▶ _What the task asks_
Pick out each line in these entries that contains the string "JSON".

(Data records)
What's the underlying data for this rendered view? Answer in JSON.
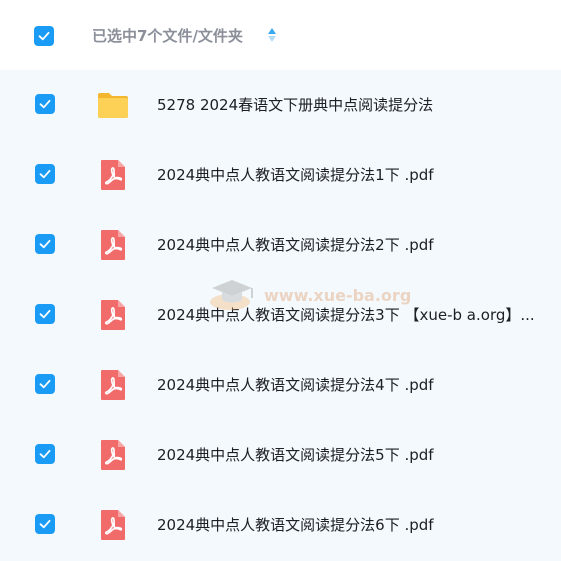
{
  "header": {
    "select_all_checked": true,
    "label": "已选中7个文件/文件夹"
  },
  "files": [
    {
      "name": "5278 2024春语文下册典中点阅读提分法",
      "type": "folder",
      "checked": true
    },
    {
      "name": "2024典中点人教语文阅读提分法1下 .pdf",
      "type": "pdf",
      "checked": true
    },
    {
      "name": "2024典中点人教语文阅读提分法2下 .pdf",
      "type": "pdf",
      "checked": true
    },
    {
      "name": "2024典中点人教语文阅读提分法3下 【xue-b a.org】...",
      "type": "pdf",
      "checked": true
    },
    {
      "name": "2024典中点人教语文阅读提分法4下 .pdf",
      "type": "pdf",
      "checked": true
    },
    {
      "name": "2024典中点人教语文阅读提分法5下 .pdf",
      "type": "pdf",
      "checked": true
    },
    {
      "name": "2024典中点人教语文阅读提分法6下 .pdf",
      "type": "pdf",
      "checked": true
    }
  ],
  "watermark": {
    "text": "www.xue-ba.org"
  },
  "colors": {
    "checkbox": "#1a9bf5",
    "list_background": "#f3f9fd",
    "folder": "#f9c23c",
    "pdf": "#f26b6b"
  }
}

* * *

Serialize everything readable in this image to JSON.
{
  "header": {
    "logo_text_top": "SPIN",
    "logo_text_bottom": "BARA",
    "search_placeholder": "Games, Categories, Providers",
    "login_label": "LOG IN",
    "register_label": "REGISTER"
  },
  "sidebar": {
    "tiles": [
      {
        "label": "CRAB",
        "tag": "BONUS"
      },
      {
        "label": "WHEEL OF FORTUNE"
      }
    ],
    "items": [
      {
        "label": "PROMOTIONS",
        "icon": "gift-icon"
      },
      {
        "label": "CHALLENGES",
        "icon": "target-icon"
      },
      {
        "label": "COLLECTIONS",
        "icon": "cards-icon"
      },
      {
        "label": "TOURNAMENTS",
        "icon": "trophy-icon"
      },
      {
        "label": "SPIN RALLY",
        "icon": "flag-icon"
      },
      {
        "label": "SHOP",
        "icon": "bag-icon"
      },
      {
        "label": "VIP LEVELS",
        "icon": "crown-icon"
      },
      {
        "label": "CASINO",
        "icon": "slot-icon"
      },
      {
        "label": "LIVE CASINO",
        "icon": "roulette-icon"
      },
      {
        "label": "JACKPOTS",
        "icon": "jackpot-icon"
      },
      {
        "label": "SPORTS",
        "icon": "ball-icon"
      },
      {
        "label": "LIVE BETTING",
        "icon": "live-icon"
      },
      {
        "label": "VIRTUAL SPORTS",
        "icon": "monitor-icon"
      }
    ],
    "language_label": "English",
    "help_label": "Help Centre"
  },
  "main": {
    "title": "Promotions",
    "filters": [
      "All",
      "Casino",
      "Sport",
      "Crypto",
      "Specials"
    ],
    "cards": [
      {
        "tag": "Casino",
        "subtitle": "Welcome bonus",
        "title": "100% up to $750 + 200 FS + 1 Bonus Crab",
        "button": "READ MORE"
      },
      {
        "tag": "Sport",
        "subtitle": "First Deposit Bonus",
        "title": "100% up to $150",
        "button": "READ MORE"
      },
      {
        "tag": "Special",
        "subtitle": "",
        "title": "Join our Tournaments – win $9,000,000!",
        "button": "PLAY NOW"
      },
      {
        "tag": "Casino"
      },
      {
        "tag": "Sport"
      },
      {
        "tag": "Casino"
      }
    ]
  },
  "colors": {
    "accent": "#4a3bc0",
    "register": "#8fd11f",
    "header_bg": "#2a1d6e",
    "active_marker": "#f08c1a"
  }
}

▶ _Solved exercise_
What's the underlying data for this rendered view? Answer in JSON.
Serialize everything readable in this image to JSON.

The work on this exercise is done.